## [Given request]
Look for the string "Current" in the lines and copy each line that has it.

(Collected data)
^^^^^^^^^^^^^^^^

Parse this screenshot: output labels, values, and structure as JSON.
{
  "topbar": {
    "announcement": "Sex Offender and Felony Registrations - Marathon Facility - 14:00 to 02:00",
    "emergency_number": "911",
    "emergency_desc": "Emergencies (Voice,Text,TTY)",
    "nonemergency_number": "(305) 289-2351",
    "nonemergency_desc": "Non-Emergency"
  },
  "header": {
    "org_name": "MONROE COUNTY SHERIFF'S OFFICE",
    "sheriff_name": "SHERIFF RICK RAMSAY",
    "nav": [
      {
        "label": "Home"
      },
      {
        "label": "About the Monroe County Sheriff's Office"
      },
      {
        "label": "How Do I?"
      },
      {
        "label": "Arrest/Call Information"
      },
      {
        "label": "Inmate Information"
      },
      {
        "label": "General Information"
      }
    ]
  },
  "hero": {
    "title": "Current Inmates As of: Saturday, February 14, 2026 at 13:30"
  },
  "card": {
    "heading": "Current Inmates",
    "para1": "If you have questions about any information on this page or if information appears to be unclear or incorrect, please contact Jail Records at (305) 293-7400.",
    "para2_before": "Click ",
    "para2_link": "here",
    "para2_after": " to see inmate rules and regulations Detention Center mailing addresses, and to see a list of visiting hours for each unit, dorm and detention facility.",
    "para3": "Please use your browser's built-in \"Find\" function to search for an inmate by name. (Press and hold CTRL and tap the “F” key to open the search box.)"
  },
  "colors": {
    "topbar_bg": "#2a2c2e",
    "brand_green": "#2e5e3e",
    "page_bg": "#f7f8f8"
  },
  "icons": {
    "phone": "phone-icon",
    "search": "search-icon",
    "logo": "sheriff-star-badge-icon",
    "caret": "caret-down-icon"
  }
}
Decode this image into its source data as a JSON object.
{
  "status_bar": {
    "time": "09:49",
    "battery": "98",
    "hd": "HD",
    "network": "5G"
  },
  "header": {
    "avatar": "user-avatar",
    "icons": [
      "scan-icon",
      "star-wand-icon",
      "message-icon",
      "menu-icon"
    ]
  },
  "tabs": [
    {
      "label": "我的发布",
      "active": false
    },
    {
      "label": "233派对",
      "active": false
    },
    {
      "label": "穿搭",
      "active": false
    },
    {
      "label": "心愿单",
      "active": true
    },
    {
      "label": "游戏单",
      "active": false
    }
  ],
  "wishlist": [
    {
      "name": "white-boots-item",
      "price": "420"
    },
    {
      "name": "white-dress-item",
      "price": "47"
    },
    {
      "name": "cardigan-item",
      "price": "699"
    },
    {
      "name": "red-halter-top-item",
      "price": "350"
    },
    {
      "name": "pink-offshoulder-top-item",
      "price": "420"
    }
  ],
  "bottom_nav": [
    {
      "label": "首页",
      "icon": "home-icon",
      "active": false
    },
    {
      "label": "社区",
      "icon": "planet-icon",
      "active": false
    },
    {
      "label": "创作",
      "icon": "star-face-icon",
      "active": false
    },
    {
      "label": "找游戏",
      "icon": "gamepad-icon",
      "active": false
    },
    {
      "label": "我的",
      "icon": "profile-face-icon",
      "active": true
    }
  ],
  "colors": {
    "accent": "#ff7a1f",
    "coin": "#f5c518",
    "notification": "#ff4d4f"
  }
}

^^^^^^^^^^^^^^^^

## [Exercise answer]
    "title": "Current Inmates As of: Saturday, February 14, 2026 at 13:30"
    "heading": "Current Inmates",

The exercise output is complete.